* [Exercise directions] Tally the lines containing the word "eller" and give the total alone.

* BEGIN Extracted information *

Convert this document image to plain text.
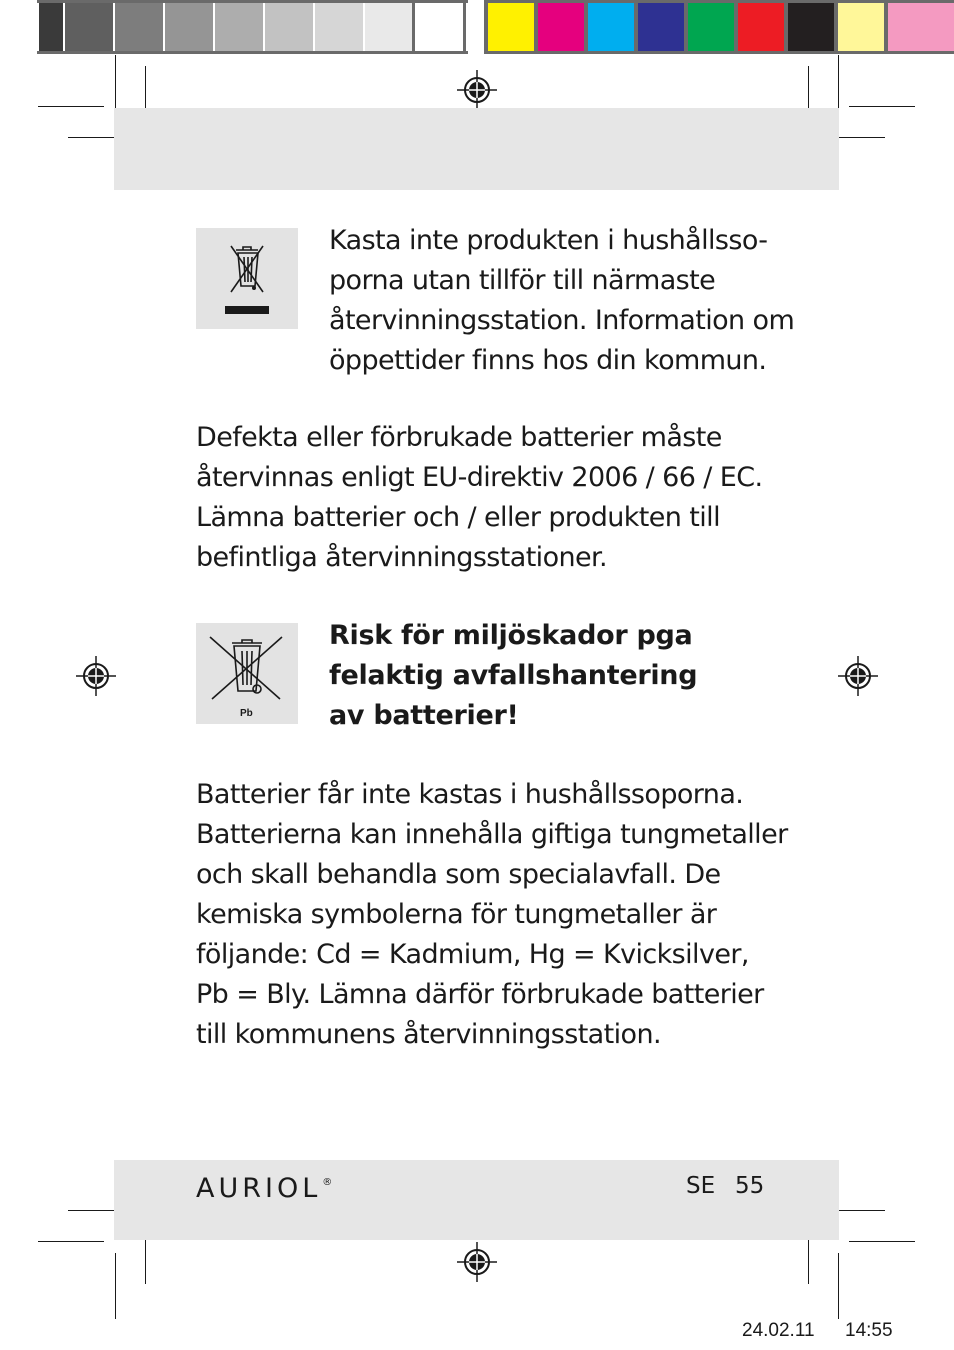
Kasta inte produkten i hushållsso-
porna utan tillför till närmaste
återvinningsstation. Information om
öppettider finns hos din kommun.
Defekta eller förbrukade batterier måste
återvinnas enligt EU-direktiv 2006 / 66 / EC.
Lämna batterier och / eller produkten till
befintliga återvinningsstationer.
Pb
Risk för miljöskador pga
felaktig avfallshantering
av batterier!
Batterier får inte kastas i hushållssoporna.
Batterierna kan innehålla giftiga tungmetaller
och skall behandla som specialavfall. De
kemiska symbolerna för tungmetaller är
följande: Cd = Kadmium, Hg = Kvicksilver,
Pb = Bly. Lämna därför förbrukade batterier
till kommunens återvinningsstation.
AURIOL ®	SE 55
24.02.11 14:55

* END Extracted information *

* [Exercise output] 2